AIM - Present the lines of the material below as a numbered list, leaving out any blank lines.

[Spatial layout entries]

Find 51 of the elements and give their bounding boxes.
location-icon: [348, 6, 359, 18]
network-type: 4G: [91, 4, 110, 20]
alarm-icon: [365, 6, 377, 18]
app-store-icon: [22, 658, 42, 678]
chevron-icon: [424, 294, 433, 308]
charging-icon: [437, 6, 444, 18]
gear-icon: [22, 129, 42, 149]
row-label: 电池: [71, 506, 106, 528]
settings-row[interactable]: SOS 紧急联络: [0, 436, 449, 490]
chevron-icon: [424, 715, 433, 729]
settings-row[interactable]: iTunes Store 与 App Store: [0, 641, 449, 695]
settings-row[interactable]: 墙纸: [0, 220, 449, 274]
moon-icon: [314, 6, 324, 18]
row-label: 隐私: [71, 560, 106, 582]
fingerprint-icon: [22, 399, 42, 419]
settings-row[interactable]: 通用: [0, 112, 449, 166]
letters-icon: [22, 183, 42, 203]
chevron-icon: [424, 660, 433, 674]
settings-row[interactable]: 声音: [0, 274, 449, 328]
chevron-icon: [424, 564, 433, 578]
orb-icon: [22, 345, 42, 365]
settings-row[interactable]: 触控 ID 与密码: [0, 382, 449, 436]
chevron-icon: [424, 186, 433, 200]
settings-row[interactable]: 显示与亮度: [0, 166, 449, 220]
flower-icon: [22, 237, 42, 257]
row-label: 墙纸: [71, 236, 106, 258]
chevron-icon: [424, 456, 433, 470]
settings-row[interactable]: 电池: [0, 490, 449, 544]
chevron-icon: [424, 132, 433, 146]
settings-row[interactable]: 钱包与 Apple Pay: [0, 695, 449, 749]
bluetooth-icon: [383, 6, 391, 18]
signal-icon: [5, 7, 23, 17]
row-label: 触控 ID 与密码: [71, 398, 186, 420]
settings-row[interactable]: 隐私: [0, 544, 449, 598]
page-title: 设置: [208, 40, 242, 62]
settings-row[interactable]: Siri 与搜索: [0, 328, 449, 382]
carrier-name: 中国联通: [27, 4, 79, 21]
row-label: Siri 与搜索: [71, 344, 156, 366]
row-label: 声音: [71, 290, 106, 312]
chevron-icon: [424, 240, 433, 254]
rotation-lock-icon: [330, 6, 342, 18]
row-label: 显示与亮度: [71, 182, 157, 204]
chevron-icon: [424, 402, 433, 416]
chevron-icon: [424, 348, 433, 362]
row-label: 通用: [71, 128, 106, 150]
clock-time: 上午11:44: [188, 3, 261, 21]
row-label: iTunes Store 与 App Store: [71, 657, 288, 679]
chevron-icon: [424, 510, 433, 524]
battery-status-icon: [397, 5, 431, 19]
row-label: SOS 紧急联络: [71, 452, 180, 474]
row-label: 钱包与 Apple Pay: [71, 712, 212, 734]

TASK RESPONSE -
1. Find 51 of the elements and give their bounding boxes.
2. location-icon: [348, 6, 359, 18]
3. network-type: 4G: [91, 4, 110, 20]
4. alarm-icon: [365, 6, 377, 18]
5. app-store-icon: [22, 658, 42, 678]
6. chevron-icon: [424, 294, 433, 308]
7. charging-icon: [437, 6, 444, 18]
8. gear-icon: [22, 129, 42, 149]
9. row-label: 电池: [71, 506, 106, 528]
10. settings-row[interactable]: SOS 紧急联络: [0, 436, 449, 490]
11. chevron-icon: [424, 715, 433, 729]
12. settings-row[interactable]: iTunes Store 与 App Store: [0, 641, 449, 695]
13. settings-row[interactable]: 墙纸: [0, 220, 449, 274]
14. moon-icon: [314, 6, 324, 18]
15. row-label: 隐私: [71, 560, 106, 582]
16. fingerprint-icon: [22, 399, 42, 419]
17. settings-row[interactable]: 通用: [0, 112, 449, 166]
18. letters-icon: [22, 183, 42, 203]
19. chevron-icon: [424, 660, 433, 674]
20. settings-row[interactable]: 声音: [0, 274, 449, 328]
21. chevron-icon: [424, 564, 433, 578]
22. orb-icon: [22, 345, 42, 365]
23. settings-row[interactable]: 触控 ID 与密码: [0, 382, 449, 436]
24. chevron-icon: [424, 186, 433, 200]
25. settings-row[interactable]: 显示与亮度: [0, 166, 449, 220]
26. flower-icon: [22, 237, 42, 257]
27. row-label: 墙纸: [71, 236, 106, 258]
28. chevron-icon: [424, 456, 433, 470]
29. settings-row[interactable]: 电池: [0, 490, 449, 544]
30. chevron-icon: [424, 132, 433, 146]
31. settings-row[interactable]: 钱包与 Apple Pay: [0, 695, 449, 749]
32. bluetooth-icon: [383, 6, 391, 18]
33. signal-icon: [5, 7, 23, 17]
34. row-label: 触控 ID 与密码: [71, 398, 186, 420]
35. settings-row[interactable]: 隐私: [0, 544, 449, 598]
36. page-title: 设置: [208, 40, 242, 62]
37. settings-row[interactable]: Siri 与搜索: [0, 328, 449, 382]
38. carrier-name: 中国联通: [27, 4, 79, 21]
39. row-label: Siri 与搜索: [71, 344, 156, 366]
40. row-label: 声音: [71, 290, 106, 312]
41. chevron-icon: [424, 240, 433, 254]
42. rotation-lock-icon: [330, 6, 342, 18]
43. row-label: 显示与亮度: [71, 182, 157, 204]
44. chevron-icon: [424, 402, 433, 416]
45. chevron-icon: [424, 348, 433, 362]
46. row-label: 通用: [71, 128, 106, 150]
47. clock-time: 上午11:44: [188, 3, 261, 21]
48. row-label: iTunes Store 与 App Store: [71, 657, 288, 679]
49. chevron-icon: [424, 510, 433, 524]
50. battery-status-icon: [397, 5, 431, 19]
51. row-label: SOS 紧急联络: [71, 452, 180, 474]
52. row-label: 钱包与 Apple Pay: [71, 712, 212, 734]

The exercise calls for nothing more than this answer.